- Exercise description
Reply with one number only, the count of lines holding the string "Carrera".

- Stored records
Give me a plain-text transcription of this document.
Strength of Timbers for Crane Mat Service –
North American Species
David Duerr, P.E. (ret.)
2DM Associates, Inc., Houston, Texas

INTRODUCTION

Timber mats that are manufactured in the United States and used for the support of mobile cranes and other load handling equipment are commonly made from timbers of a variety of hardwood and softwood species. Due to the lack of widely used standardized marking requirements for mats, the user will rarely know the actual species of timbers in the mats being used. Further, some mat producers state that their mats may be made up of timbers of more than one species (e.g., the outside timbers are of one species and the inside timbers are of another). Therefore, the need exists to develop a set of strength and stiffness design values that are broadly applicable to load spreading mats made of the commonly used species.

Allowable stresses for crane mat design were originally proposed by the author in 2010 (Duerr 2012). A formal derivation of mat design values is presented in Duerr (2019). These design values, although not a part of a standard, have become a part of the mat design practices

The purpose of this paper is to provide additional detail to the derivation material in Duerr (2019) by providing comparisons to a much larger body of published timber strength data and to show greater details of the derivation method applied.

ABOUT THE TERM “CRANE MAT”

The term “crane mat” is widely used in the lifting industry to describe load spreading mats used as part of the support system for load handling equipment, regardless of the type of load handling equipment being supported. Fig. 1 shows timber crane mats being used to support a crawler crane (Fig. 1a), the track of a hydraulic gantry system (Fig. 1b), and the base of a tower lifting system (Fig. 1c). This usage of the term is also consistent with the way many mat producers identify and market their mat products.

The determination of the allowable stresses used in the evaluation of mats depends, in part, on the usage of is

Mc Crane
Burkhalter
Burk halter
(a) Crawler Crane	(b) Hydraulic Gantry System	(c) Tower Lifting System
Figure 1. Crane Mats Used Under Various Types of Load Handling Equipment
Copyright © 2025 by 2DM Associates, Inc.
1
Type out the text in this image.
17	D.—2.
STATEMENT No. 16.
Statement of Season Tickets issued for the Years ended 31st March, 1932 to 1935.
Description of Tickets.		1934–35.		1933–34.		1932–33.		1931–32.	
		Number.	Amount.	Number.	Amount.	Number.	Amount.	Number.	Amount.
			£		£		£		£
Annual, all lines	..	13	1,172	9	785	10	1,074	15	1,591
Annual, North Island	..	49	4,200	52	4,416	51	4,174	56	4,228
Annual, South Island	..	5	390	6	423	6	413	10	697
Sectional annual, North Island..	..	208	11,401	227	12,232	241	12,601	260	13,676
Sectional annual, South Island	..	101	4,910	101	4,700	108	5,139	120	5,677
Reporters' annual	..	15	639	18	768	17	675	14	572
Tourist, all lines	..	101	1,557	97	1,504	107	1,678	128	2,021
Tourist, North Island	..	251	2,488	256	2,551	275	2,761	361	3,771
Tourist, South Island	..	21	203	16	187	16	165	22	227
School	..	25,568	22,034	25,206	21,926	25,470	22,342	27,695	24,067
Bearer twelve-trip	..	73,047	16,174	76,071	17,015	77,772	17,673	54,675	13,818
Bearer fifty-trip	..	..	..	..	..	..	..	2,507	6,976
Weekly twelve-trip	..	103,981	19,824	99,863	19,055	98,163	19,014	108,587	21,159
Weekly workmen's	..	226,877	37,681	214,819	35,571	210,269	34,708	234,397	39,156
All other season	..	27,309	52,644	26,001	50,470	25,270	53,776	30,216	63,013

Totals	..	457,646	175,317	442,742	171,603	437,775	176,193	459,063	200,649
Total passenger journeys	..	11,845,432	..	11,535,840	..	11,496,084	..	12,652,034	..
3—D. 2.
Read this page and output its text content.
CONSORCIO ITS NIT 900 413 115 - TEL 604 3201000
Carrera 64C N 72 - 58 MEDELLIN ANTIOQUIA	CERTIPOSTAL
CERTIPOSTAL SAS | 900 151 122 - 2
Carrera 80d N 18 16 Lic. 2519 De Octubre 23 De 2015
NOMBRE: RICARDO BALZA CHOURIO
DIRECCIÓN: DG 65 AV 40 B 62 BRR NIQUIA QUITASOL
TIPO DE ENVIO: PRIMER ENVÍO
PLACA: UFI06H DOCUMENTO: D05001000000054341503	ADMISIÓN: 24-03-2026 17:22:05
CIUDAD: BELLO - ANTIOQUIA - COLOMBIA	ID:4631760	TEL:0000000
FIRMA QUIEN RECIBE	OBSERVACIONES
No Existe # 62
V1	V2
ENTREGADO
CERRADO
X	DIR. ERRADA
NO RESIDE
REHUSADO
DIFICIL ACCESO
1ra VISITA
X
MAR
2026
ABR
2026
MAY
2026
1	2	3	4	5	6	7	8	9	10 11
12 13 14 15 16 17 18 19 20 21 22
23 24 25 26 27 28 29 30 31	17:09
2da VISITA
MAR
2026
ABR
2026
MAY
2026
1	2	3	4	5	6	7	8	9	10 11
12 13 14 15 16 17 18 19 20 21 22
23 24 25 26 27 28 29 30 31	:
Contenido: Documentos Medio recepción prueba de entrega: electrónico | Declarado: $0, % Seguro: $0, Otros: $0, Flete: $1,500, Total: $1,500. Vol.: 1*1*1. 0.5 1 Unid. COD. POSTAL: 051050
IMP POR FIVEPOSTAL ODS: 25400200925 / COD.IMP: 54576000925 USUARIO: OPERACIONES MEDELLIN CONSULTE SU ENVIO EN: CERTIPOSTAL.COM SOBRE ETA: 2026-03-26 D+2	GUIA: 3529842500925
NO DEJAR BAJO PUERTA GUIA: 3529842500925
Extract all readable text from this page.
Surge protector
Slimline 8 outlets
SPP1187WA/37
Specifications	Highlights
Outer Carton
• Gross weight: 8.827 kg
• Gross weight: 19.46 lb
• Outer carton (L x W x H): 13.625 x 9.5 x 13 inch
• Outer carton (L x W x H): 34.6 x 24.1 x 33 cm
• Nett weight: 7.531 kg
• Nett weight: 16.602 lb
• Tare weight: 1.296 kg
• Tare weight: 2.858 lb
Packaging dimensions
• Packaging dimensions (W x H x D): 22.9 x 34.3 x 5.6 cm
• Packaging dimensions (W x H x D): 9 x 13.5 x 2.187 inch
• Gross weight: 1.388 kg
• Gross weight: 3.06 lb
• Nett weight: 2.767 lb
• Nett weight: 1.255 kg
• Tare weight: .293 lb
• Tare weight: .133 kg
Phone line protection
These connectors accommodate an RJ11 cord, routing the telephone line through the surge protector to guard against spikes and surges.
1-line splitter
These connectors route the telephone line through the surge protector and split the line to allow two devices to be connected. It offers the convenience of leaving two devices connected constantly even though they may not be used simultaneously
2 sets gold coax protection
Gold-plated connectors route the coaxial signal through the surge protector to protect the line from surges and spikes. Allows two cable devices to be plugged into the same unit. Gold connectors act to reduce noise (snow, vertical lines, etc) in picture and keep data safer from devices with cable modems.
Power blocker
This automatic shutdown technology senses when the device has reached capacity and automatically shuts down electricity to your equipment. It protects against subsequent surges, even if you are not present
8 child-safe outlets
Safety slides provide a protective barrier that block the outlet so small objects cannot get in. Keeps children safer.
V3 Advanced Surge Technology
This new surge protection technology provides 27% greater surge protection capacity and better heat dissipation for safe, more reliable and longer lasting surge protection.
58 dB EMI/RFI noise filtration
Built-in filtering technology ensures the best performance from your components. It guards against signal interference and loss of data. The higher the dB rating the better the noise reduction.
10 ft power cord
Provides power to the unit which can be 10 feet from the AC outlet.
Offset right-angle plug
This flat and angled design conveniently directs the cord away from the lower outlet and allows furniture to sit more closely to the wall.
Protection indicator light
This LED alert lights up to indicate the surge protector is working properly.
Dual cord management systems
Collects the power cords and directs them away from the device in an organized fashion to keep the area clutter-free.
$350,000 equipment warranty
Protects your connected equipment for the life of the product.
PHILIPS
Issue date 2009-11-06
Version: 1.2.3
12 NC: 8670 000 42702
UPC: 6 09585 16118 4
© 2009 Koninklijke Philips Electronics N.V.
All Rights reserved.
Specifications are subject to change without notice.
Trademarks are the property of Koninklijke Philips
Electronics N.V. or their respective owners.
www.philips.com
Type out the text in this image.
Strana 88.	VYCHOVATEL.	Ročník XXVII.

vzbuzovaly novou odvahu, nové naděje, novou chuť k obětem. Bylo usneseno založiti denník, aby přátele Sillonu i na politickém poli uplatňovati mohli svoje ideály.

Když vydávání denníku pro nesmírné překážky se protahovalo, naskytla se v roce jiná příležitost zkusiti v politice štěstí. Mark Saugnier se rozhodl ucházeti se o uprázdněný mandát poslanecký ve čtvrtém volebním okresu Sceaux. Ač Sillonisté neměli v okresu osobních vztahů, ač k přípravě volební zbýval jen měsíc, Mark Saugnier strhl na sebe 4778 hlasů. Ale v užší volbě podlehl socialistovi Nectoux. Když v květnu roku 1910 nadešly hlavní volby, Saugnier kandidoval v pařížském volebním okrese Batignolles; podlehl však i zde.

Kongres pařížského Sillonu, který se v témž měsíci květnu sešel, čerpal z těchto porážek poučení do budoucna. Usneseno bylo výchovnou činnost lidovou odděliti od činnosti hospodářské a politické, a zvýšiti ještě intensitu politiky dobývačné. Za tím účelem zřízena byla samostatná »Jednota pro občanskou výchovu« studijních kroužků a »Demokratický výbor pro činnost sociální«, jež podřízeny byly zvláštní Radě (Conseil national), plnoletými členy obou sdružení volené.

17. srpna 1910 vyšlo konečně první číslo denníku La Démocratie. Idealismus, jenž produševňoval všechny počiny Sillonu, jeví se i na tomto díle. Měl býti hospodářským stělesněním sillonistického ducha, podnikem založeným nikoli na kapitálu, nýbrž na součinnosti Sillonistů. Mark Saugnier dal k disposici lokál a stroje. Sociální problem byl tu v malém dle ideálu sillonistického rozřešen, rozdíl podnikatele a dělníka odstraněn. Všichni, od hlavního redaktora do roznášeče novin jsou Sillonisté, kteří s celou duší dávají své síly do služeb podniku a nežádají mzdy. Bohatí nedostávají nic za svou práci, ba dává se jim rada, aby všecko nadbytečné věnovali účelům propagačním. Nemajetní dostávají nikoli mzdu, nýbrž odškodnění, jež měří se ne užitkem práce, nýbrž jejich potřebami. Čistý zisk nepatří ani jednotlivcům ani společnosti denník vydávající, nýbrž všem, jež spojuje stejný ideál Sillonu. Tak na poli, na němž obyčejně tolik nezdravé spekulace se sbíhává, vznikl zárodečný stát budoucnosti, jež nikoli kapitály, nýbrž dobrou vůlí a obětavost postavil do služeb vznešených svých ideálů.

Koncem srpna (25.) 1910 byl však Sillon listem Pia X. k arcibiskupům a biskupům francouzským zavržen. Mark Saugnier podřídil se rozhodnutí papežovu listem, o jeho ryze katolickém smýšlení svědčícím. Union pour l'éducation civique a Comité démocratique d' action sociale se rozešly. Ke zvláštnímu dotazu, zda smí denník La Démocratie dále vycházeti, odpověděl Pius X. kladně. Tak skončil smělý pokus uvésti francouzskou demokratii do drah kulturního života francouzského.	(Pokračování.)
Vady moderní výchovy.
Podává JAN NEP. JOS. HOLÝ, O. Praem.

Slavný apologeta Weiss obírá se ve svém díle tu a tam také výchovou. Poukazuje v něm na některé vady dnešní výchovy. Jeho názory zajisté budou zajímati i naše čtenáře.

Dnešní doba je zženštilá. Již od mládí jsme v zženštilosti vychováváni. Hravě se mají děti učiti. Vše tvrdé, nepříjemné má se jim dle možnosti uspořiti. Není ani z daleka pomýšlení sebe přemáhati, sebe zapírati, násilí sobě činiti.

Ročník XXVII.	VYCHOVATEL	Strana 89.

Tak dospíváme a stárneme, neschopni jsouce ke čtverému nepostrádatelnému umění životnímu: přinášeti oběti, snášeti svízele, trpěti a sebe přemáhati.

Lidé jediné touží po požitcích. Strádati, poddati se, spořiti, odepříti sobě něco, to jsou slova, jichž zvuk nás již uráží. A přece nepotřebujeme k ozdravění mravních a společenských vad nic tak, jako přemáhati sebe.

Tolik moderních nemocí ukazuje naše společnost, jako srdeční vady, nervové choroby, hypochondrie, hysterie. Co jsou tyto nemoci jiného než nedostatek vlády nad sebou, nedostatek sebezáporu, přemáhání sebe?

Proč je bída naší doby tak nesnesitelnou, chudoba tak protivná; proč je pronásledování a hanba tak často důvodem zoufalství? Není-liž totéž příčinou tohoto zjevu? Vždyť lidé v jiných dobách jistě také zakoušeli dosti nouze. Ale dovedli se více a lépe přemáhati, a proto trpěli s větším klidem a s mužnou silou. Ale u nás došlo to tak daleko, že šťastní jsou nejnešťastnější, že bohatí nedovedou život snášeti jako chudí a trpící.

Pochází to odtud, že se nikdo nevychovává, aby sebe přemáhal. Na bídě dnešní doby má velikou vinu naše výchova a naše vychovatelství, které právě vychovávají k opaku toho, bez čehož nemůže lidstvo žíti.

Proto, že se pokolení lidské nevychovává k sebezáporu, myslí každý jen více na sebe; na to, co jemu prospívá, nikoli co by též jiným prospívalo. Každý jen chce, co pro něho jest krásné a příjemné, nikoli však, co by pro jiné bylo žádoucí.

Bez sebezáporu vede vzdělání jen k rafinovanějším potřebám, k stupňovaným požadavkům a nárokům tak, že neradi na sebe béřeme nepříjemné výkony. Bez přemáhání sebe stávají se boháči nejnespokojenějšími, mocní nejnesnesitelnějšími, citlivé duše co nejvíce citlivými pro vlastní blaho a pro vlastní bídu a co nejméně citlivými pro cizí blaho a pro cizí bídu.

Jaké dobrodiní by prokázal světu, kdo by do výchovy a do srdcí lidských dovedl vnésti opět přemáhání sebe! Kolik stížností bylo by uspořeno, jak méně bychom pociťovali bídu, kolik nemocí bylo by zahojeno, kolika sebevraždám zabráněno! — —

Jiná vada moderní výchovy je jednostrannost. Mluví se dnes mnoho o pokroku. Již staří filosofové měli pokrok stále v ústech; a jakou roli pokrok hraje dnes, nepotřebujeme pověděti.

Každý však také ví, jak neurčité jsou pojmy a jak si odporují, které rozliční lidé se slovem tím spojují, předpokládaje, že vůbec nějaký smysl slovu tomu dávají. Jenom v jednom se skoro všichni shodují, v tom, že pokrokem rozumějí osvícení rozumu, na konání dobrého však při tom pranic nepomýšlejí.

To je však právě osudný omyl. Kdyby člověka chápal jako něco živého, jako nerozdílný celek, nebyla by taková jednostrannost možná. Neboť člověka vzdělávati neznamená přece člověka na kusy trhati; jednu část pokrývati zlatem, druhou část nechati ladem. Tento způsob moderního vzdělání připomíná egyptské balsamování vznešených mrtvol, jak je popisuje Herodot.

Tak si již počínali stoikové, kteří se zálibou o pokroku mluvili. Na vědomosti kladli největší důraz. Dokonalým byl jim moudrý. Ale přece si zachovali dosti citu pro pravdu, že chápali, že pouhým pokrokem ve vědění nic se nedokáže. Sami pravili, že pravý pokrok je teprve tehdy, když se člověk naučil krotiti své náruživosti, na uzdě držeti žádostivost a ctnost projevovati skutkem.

- Task output
2